— Start Selected text —

View Full Version : Shy INTJ with relationship problem, please help, both NFs and NTs
brettsnyder
04-26-2008, 10:51 PM
I am currently very interested in a certain girl, but I have very bad social skills and I am very shy with girls, so I can't act on those feelings very well. I am no good at typing, but she seems to be either an ESFJ or a ENFJ, or less likely, an INFJ or INFP. As an INTJ, I lack people-skills, and i was hoping somebody/anybody could help me make a plan to kinda tell her/reveal to her that I like her. Thanks!
Scantilyclad
04-26-2008, 11:07 PM
Is there any way that you could possibly email her to tell her?
Vivid
04-26-2008, 11:10 PM
Yes. Maybe ask for her Email if it's any easier.
Scantilyclad
04-26-2008, 11:13 PM
or perhaps IM her? i find it easier to talk to people online. I also lack people skills. :(
brettsnyder
04-26-2008, 11:16 PM
I appreciate your input, but I don't know, I wouldn't want to make a big e-mail message and express every detail about my feelings for her, you know. I can't imagine she would be comfortable with that. We hardly know each other, she might not have a clue as to whom I am, honestly. If that helps...
In any case, your idea is better than my no ideas, so thanks. I can't think of any other real good plans, I'm horrible at this stuff.
[Edit] Sorry, I didn't see the post about the IM. :embarassed: That is a good idea, I'll take it into consideration. Anyone else willing, pour in your insight, please! :thumbsup:
Scantilyclad
04-26-2008, 11:21 PM
I would approach her casually with an IM, and possibly try to get to know her a bit better before you express every detail about your feelings, you don't want to scare her away.
brettsnyder
04-26-2008, 11:31 PM
Ok. So if I was to IM her, would saying something like this in the first (or first few) message(s) be alright?: "Hello. I know you might not really know who I am, and I really don't mean to come on too strong, but I do know who you are, and to be honest, I like you a lot, from what I know about you. I was hoping maybe we could get to know each other, and see if maybe you could like me."
Is that OK, or coming on too strong?
I really appreciate the help.
Vivid
04-26-2008, 11:49 PM
I wouldn't worry so much about it. Relax. Keep in mind that it might or might not work out. If she's right for you, you shouldn't have to jump through extra hoops or change the way you act. I try to approach people who interest me in the same way I approach others.
I also have a suggestion for combating nervousness. Being nervous is a natural reaction to a fear of the unknown or lacking control, no? If you can convince yourself that you're confident and have total control over a situation, you might not feel as nervous. I don't know how that works on everyone, but it sure does wonders for me. =)
Parallel
04-26-2008, 11:53 PM
Ok. So if I was to IM her, would saying something like this in the first (or first few) message(s) be alright?: "Hello. I know you might not really know who I am, and I really don't mean to come on too strong, but I do know who you are, and to be honest, I like you a lot, from what I know about you. I was hoping maybe we could get to know each other, and see if maybe you could like me."
Is that OK, or coming on too strong?
I really appreciate the help.
No. Definitely don't say anything revealing explicitly that you like her unless you know for a fact that she is also interested. That will only scare away or freak out the girl and make her think you are weird; it's just the way most girls work. I don't think you should IM her unless you have spoken to her in person a few times and are pretty well acquainted, otherwise she might just dismiss you as a creep or a stalker.

— End Selected text —
— Start Provided data —

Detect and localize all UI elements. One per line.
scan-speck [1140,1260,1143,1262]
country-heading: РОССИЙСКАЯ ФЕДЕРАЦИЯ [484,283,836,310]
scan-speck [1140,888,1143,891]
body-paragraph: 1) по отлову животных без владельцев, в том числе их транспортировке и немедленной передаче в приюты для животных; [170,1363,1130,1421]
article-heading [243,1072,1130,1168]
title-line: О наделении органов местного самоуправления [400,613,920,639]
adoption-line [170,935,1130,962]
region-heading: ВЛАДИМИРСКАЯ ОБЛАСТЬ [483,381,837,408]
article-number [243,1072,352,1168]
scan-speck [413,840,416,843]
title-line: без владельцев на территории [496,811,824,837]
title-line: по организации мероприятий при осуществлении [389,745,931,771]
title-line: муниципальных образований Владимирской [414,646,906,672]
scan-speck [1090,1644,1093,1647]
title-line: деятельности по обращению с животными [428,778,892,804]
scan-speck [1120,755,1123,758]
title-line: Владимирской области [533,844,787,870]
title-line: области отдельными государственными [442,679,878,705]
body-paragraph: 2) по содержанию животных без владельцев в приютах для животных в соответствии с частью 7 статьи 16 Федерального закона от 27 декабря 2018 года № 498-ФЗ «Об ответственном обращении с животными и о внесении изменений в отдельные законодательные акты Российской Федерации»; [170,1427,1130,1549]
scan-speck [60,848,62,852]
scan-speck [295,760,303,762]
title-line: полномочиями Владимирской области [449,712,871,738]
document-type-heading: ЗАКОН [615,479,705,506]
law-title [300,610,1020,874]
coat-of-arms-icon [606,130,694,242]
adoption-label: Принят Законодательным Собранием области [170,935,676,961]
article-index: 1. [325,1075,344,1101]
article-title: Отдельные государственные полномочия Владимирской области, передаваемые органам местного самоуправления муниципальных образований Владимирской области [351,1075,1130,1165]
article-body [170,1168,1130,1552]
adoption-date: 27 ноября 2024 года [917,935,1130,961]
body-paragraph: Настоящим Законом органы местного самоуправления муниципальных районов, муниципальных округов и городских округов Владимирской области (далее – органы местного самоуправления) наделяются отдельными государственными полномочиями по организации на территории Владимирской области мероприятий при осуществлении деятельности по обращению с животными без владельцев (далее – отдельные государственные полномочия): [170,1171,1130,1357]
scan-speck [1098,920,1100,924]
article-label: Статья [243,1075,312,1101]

— End Provided data —

Problem set.
a: Answer the following questions about the forum thread on the shy INTJ:
(i) Which two personality types does the first poster consider the girl most likely to be?
(ii) According to Vivid, being nervous is a natural reaction to what?
(iii) Under what condition does Parallel consider it acceptable to send the girl an IM?
b: Write a continuation of the forum thread on the shy INTJ, beginning after its final post.

Outputs in order.
a:
(i) ESFJ or ENFJ.
(ii) A fear of the unknown or lacking control.
(iii) Only after he has spoken to her in person a few times and they are pretty well acquainted.

b:
Just try and observe her to see what her interests are and casually strike up a conversation about a subject. Don't think too hard about it, most girls aren't interested in guys that don't seem too dopey and eager about them. It's all about taking it a little slower than you want to; as INTJ's we tend to be too intense too soon, we have to remember that in "normal" society we have to follow the little social rituals that build up to something bigger in order to more easily obtain what we want.
brettsnyder
04-26-2008, 11:53 PM
I wouldn't worry so much about it. Relax. Keep in mind that it might or might not work out. If she's right for you, you shouldn't have to jump through extra hoops or change the way you act. I try to approach people who interest me in the same way I approach others.
I also have a suggestion for combating nervousness. Being nervous is a natural reaction to a fear of the unknown or lacking control, no? If you can convince yourself that you're confident and have total control over a situation, you might not feel as nervous. I don't know how that works on everyone, but it sure does wonders for me. =)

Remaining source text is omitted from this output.